Directions for this task: Go through the listing and copy each line with the string "silberfarben".
--- Start Material supplied ---
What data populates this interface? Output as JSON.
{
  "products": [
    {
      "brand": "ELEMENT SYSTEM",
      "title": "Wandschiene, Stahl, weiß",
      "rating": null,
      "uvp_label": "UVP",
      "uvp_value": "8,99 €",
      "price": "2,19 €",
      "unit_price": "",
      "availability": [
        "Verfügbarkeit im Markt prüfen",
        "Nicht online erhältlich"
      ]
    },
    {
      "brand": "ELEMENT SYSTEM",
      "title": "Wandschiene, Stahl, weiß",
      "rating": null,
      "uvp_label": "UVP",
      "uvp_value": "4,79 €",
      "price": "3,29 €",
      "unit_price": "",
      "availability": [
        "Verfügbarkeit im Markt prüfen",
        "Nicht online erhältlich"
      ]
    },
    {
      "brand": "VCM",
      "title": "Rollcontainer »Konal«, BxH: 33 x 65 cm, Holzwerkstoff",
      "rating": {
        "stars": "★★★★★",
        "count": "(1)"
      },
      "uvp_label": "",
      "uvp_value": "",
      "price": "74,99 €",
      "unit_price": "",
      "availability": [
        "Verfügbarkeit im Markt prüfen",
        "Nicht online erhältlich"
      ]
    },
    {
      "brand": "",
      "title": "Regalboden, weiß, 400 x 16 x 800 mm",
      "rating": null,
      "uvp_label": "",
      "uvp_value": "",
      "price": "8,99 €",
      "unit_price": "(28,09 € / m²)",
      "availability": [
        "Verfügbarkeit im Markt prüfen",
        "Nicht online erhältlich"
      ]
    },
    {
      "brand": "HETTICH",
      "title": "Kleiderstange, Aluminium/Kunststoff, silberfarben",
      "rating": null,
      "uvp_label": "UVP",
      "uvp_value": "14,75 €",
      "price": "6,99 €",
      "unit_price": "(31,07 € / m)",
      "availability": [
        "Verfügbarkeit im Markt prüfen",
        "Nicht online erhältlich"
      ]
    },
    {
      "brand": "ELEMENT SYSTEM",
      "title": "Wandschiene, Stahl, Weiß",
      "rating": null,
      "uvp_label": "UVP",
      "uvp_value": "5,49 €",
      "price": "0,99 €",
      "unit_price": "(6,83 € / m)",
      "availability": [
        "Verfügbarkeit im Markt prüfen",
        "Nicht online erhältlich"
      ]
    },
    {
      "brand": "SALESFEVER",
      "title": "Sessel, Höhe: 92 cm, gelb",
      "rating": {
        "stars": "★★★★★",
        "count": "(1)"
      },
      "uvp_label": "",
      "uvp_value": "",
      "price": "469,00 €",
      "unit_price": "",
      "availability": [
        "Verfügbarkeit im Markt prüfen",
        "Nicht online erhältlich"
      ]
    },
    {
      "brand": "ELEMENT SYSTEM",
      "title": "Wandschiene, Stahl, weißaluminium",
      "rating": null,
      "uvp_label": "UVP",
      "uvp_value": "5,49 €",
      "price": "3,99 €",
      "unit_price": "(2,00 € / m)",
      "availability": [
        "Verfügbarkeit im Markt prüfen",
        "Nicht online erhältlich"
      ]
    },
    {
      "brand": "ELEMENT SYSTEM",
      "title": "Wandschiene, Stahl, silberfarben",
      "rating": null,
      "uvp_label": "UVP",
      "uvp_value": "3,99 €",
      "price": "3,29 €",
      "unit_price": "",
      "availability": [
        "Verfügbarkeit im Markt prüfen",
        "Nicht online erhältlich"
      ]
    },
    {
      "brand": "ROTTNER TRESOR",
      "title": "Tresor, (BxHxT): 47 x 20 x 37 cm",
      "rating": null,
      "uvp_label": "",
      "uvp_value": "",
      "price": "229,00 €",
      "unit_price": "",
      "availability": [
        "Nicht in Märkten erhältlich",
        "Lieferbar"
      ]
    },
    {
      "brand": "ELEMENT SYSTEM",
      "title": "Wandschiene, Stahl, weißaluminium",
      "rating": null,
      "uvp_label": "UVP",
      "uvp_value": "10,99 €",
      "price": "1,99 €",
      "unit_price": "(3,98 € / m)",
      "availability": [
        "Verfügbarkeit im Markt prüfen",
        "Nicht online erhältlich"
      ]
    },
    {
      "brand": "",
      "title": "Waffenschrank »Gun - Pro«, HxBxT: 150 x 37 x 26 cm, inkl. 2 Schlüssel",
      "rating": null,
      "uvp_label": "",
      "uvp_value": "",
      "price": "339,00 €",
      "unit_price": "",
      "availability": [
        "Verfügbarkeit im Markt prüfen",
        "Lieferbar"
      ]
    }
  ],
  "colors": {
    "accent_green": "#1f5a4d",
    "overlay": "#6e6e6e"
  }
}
--- End Material supplied ---
Solution for this task:
      "title": "Kleiderstange, Aluminium/Kunststoff, silberfarben",
      "title": "Wandschiene, Stahl, silberfarben",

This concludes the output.